→ Data in this exercise:
** Begin **

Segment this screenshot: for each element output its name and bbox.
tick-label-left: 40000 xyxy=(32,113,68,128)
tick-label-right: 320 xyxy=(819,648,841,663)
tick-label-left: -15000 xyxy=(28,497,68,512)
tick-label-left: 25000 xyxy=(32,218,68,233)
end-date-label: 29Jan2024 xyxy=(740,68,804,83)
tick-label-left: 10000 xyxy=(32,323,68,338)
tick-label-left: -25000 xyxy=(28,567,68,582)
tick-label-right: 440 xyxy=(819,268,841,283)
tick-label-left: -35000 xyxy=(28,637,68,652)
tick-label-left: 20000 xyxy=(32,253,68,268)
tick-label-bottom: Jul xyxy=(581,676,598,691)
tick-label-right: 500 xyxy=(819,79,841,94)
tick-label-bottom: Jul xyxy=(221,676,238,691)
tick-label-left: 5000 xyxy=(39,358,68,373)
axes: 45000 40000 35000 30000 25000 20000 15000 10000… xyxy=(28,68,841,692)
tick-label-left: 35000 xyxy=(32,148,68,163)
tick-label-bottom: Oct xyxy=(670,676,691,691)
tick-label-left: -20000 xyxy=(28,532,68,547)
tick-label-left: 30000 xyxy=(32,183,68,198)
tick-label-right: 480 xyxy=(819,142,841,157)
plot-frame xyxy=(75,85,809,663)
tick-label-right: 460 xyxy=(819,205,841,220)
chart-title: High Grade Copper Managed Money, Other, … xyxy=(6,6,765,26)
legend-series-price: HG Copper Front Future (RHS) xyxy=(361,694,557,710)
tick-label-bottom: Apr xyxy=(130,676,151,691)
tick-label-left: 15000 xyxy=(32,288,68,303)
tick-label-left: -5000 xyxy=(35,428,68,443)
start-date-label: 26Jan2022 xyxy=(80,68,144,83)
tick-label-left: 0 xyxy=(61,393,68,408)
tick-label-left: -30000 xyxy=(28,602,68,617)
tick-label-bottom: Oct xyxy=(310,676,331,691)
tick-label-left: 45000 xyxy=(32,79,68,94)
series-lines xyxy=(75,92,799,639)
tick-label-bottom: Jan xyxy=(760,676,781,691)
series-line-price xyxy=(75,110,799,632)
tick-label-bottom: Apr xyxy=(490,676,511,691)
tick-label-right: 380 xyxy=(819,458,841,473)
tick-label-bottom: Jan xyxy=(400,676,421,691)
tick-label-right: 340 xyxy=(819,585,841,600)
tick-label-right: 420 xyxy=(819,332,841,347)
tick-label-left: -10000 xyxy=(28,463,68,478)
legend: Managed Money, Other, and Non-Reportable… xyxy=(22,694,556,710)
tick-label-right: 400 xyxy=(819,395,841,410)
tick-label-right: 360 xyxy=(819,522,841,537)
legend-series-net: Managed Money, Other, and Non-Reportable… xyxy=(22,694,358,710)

** End **

→ What the task requires:
Copy the items from the beginning through the line containing "tick-label-right: 440 xyxy=(819,268,841,283)", replacing every "tick-label-left" with "left-axis-label" and leaving everything else unchanged.

→ Worked answer:
Segment this screenshot: for each element output its name and bbox.
left-axis-label: 40000 xyxy=(32,113,68,128)
tick-label-right: 320 xyxy=(819,648,841,663)
left-axis-label: -15000 xyxy=(28,497,68,512)
left-axis-label: 25000 xyxy=(32,218,68,233)
end-date-label: 29Jan2024 xyxy=(740,68,804,83)
left-axis-label: 10000 xyxy=(32,323,68,338)
left-axis-label: -25000 xyxy=(28,567,68,582)
tick-label-right: 440 xyxy=(819,268,841,283)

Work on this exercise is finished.